:: Records for the task ::
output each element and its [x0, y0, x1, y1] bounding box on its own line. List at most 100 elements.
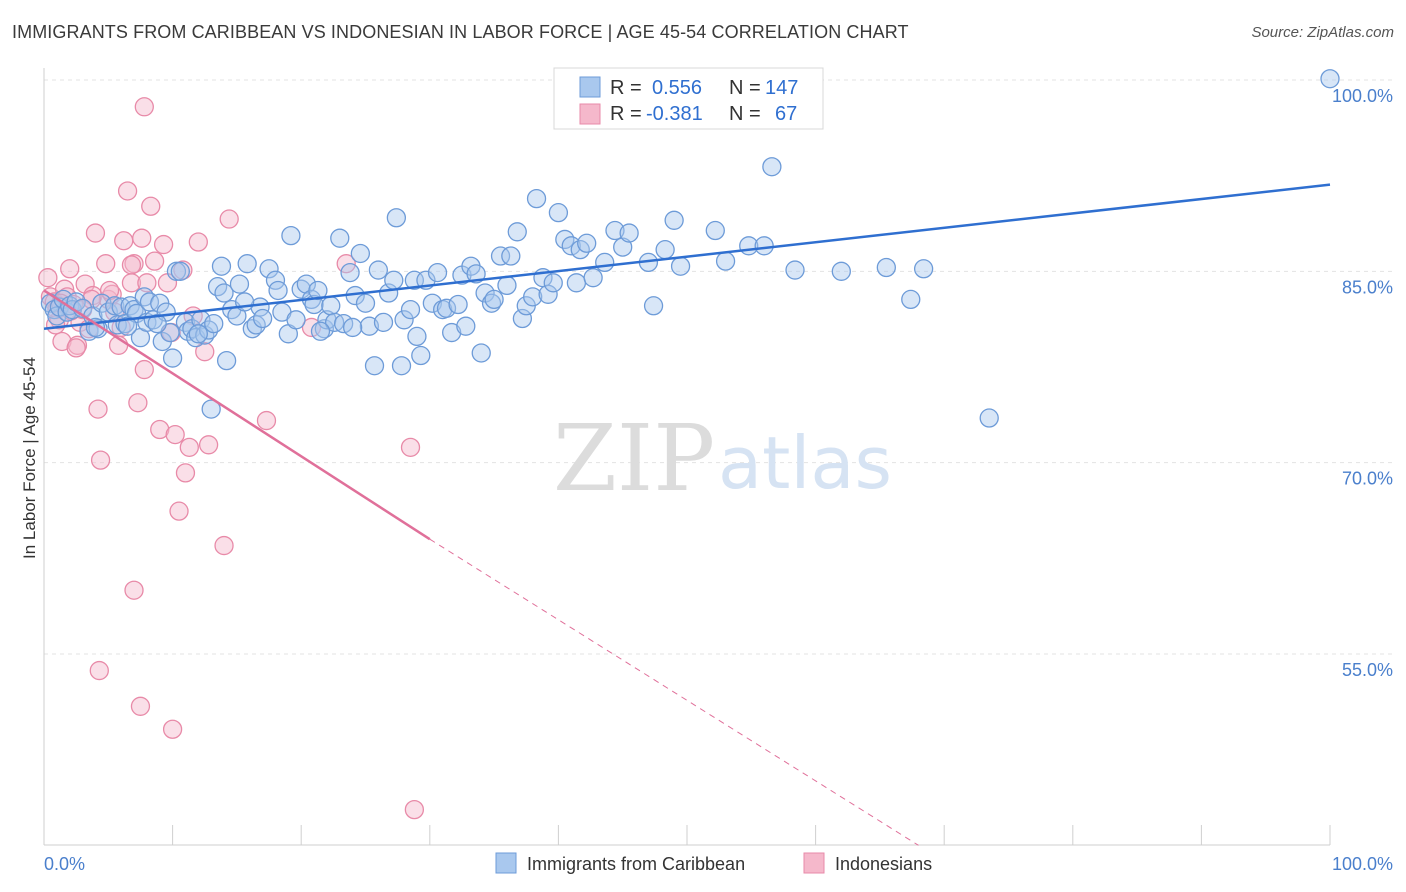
chart-title: IMMIGRANTS FROM CARIBBEAN VS INDONESIAN …: [12, 22, 909, 42]
data-point: [979, 408, 999, 428]
data-point: [216, 350, 237, 371]
data-point: [664, 210, 684, 230]
axes: [43, 68, 1331, 846]
data-point: [121, 255, 142, 275]
data-point: [512, 308, 533, 329]
data-point: [268, 280, 288, 301]
trend-lines: [43, 183, 1331, 846]
stats-r-label-1: R =: [610, 77, 642, 99]
data-point: [60, 259, 80, 279]
legend-label-indonesians: Indonesians: [835, 854, 932, 874]
data-point: [340, 262, 360, 283]
data-point: [497, 275, 517, 296]
data-point: [456, 316, 476, 336]
data-point: [605, 220, 625, 241]
data-point: [523, 287, 543, 307]
data-point: [150, 419, 170, 440]
data-point: [250, 297, 270, 317]
data-point: [281, 225, 301, 246]
data-point: [404, 799, 425, 820]
data-point: [507, 222, 527, 242]
data-point: [484, 289, 504, 310]
data-point: [785, 260, 805, 280]
data-point: [162, 719, 183, 739]
data-point: [670, 256, 691, 276]
data-point: [490, 246, 511, 266]
data-point: [355, 293, 376, 313]
data-point: [715, 251, 736, 271]
data-point: [359, 316, 380, 336]
stats-swatch-pink: [579, 103, 601, 125]
data-point: [165, 424, 185, 445]
data-point: [526, 188, 547, 209]
data-point: [175, 463, 196, 483]
grid-lines: [44, 79, 1393, 655]
data-point: [214, 535, 234, 556]
data-point: [876, 257, 896, 278]
data-point: [114, 231, 134, 251]
data-point: [1320, 69, 1340, 89]
data-point: [198, 435, 219, 455]
data-point: [128, 393, 148, 413]
watermark-zip: ZIP: [553, 405, 715, 512]
data-point: [90, 450, 111, 470]
y-tick-label: 100.0%: [1332, 86, 1393, 106]
data-point: [162, 348, 183, 368]
stats-swatch-blue: [579, 76, 601, 98]
trend-line-indonesians: [43, 289, 431, 541]
data-point: [134, 97, 154, 117]
data-point: [137, 273, 157, 293]
data-point: [342, 317, 363, 338]
data-point: [448, 294, 468, 315]
data-point: [762, 157, 782, 177]
data-point: [613, 237, 633, 257]
legend-label-caribbean: Immigrants from Caribbean: [527, 854, 745, 874]
series-legend: Immigrants from Caribbean Indonesians: [495, 852, 932, 874]
data-point: [595, 252, 615, 273]
stats-n-value-2: 67: [775, 103, 797, 125]
trend-line-caribbean: [43, 183, 1331, 330]
data-point: [153, 234, 174, 255]
data-point: [237, 254, 257, 274]
data-point: [400, 437, 421, 458]
stats-legend: R = 0.556 N = 147 R = -0.381 N = 67: [553, 67, 824, 130]
data-point: [330, 228, 350, 248]
stats-n-label-2: N =: [729, 103, 761, 125]
data-point: [422, 293, 443, 313]
data-point: [144, 251, 165, 271]
data-point: [901, 289, 921, 310]
data-point: [211, 256, 232, 276]
data-point: [117, 316, 138, 336]
stats-r-label-2: R =: [610, 103, 642, 125]
data-point: [139, 292, 160, 312]
data-point: [169, 501, 189, 521]
data-point: [308, 280, 328, 301]
data-point: [88, 399, 108, 419]
data-point: [543, 273, 563, 293]
caribbean-points: [40, 69, 1340, 428]
data-point: [296, 274, 316, 294]
data-point: [188, 324, 208, 344]
y-tick-label: 85.0%: [1342, 277, 1393, 297]
data-point: [310, 321, 331, 341]
data-point: [501, 246, 521, 266]
data-point: [566, 273, 587, 293]
data-point: [364, 356, 385, 376]
data-point: [705, 220, 725, 241]
data-point: [201, 399, 221, 419]
data-point: [89, 660, 109, 681]
y-tick-labels: 55.0% 70.0% 85.0% 100.0%: [1332, 86, 1393, 680]
data-point: [391, 356, 412, 376]
watermark: ZIP atlas: [553, 405, 892, 512]
x-tick-label-max: 100.0%: [1332, 854, 1393, 874]
stats-r-value-1: 0.556: [652, 77, 702, 99]
data-point: [577, 233, 597, 253]
data-point: [66, 338, 86, 358]
y-tick-label: 70.0%: [1342, 469, 1393, 489]
data-point: [234, 292, 255, 312]
data-point: [538, 284, 558, 304]
data-point: [214, 283, 234, 303]
data-point: [252, 308, 273, 329]
data-point: [411, 345, 431, 366]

:: Objective ::
Pick out every row above that contains the string "watermark", and copy each one in full.

:: Answer in full ::
watermark-zip: ZIP: [553, 405, 715, 512]
watermark: ZIP atlas: [553, 405, 892, 512]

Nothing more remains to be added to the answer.